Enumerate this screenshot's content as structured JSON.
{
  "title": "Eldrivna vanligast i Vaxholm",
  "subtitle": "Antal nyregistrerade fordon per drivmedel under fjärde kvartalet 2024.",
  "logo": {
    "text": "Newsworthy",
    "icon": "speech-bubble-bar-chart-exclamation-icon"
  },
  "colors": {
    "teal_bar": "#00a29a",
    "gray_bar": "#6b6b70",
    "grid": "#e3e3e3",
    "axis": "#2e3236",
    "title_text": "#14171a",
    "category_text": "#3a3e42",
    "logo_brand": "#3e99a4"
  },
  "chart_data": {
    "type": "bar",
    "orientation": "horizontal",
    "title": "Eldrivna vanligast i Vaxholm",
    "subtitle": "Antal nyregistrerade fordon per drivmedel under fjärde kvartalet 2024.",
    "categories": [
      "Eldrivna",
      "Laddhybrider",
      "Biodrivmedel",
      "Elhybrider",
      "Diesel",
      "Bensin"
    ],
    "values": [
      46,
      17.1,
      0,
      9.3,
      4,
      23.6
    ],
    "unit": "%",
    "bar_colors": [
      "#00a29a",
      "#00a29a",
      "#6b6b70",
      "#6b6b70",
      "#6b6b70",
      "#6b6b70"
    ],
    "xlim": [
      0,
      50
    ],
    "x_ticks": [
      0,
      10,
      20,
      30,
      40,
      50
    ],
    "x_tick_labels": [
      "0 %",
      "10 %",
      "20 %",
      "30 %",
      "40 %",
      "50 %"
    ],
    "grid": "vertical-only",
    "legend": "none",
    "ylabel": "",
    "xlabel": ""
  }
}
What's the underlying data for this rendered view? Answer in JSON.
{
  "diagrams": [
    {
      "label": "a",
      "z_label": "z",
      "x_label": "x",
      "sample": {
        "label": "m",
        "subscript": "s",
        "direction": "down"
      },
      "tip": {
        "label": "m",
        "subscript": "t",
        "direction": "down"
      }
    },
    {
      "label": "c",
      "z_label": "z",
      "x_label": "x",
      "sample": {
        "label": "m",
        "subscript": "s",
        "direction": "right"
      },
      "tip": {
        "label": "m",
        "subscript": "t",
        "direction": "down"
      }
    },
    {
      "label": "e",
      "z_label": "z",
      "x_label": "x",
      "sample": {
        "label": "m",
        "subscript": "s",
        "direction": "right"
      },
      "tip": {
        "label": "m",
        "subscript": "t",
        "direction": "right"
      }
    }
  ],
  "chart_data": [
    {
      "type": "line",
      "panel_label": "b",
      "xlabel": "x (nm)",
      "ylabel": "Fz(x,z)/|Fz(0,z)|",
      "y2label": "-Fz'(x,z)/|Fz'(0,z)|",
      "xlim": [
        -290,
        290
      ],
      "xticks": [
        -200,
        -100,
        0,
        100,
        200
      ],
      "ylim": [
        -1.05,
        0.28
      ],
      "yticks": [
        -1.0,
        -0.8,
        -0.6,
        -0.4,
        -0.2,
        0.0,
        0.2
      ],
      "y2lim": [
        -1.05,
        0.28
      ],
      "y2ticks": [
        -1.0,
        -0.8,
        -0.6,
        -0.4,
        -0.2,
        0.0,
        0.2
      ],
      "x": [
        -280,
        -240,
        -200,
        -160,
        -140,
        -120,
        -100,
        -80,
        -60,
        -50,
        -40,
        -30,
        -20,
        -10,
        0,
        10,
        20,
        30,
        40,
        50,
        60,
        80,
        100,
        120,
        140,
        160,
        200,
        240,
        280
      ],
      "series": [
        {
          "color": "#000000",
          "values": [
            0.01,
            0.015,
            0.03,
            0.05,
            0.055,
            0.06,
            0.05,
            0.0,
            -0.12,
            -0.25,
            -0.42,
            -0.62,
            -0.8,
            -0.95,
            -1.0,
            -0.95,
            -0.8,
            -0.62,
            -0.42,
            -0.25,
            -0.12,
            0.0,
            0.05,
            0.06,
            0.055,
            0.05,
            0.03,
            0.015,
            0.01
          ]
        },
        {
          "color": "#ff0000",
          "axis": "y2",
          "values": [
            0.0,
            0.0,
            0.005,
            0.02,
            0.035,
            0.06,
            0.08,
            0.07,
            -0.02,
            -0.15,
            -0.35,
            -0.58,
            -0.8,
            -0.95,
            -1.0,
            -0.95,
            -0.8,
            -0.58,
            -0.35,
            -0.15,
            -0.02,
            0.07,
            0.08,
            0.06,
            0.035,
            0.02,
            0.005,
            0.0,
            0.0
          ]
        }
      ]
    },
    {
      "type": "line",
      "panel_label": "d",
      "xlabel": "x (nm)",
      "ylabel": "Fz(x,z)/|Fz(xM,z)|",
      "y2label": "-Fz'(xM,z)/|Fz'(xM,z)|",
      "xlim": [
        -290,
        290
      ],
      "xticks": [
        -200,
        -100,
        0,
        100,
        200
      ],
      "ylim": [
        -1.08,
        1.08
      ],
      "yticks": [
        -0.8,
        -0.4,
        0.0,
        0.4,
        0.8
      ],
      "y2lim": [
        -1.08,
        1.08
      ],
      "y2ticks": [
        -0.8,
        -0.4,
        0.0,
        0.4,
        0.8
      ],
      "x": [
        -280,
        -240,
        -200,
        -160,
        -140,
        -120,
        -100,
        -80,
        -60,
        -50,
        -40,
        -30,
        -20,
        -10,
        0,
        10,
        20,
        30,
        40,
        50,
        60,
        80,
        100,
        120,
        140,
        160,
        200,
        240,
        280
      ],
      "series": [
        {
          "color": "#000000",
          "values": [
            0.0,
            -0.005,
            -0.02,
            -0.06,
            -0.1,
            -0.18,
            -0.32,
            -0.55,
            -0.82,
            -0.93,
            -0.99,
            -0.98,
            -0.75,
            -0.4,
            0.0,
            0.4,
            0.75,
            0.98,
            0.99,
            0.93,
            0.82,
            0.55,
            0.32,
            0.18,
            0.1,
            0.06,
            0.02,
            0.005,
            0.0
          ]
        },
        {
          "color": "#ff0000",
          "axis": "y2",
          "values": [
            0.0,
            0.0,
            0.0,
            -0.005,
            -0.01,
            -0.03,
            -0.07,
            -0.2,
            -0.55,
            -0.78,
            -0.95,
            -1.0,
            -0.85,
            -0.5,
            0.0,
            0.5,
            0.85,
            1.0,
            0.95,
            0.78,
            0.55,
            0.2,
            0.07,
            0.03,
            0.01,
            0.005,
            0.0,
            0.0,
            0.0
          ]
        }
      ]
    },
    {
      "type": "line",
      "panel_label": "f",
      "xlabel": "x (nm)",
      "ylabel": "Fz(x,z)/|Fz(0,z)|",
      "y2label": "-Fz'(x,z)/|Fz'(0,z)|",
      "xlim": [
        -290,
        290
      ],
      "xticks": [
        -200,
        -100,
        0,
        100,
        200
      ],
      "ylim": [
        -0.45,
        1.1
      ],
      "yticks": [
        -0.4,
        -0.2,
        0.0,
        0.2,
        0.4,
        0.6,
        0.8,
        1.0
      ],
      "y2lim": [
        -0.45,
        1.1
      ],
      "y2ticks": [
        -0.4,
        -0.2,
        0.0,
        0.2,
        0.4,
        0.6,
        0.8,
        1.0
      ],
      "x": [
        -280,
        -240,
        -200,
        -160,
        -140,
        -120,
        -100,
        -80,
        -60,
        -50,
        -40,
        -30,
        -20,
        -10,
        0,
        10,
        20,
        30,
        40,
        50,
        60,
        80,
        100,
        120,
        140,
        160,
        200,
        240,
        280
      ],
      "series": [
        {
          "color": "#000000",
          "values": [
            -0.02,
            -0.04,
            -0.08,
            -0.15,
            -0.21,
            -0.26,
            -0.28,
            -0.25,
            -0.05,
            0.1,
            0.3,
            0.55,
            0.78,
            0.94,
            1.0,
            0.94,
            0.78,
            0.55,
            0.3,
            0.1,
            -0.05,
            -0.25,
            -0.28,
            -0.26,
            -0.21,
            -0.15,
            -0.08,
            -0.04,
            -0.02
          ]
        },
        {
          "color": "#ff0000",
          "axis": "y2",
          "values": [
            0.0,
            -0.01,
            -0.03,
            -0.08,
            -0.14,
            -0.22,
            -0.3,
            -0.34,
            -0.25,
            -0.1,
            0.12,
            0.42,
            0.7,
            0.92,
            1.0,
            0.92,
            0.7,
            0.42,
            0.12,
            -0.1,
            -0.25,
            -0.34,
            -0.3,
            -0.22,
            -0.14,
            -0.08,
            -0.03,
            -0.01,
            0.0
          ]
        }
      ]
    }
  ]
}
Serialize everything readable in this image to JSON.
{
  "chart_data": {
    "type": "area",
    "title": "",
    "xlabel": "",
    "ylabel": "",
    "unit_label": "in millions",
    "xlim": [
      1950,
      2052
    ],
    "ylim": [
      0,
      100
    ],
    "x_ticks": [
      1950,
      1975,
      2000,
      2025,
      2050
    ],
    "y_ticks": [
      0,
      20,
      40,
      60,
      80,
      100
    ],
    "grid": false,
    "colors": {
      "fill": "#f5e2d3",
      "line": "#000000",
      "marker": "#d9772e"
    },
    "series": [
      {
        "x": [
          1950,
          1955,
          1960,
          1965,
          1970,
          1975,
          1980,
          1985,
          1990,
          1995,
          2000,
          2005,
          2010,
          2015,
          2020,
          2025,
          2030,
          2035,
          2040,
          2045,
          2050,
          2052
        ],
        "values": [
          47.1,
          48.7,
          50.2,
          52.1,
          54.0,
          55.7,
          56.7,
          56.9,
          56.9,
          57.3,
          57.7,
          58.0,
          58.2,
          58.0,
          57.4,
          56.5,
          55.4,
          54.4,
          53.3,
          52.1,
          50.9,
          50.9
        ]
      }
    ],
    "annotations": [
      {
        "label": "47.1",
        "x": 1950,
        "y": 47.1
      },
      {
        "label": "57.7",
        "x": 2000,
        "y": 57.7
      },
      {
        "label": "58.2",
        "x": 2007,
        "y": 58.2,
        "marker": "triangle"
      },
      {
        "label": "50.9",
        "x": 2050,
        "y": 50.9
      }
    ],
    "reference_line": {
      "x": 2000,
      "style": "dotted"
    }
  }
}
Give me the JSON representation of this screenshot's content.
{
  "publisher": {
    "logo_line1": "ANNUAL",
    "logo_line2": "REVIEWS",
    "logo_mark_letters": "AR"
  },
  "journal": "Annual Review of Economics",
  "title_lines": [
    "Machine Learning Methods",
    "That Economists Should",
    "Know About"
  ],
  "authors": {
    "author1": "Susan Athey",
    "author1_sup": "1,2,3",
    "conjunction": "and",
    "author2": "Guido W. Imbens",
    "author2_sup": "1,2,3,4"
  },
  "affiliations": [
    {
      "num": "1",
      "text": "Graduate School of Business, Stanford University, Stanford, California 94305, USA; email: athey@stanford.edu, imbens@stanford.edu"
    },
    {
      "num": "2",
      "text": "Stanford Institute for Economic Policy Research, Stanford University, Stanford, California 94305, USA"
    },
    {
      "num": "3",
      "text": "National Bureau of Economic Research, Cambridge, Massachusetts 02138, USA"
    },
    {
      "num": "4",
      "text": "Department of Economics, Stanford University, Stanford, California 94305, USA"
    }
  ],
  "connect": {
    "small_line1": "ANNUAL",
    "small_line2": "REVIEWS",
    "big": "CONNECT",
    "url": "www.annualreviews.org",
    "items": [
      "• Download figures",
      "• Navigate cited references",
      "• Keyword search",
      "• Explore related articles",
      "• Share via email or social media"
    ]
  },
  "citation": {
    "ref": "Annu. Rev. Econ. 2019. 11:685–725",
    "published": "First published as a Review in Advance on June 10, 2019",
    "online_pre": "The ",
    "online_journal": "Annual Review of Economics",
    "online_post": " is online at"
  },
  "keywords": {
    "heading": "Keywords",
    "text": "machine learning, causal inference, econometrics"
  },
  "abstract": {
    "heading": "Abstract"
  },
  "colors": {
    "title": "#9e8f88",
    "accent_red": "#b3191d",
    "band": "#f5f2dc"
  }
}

◆ OBJECTIVE ◆
Determine the number of lines in these entries that contain the word "University", and write only that number.

◆ WRITTEN ANSWER ◆
3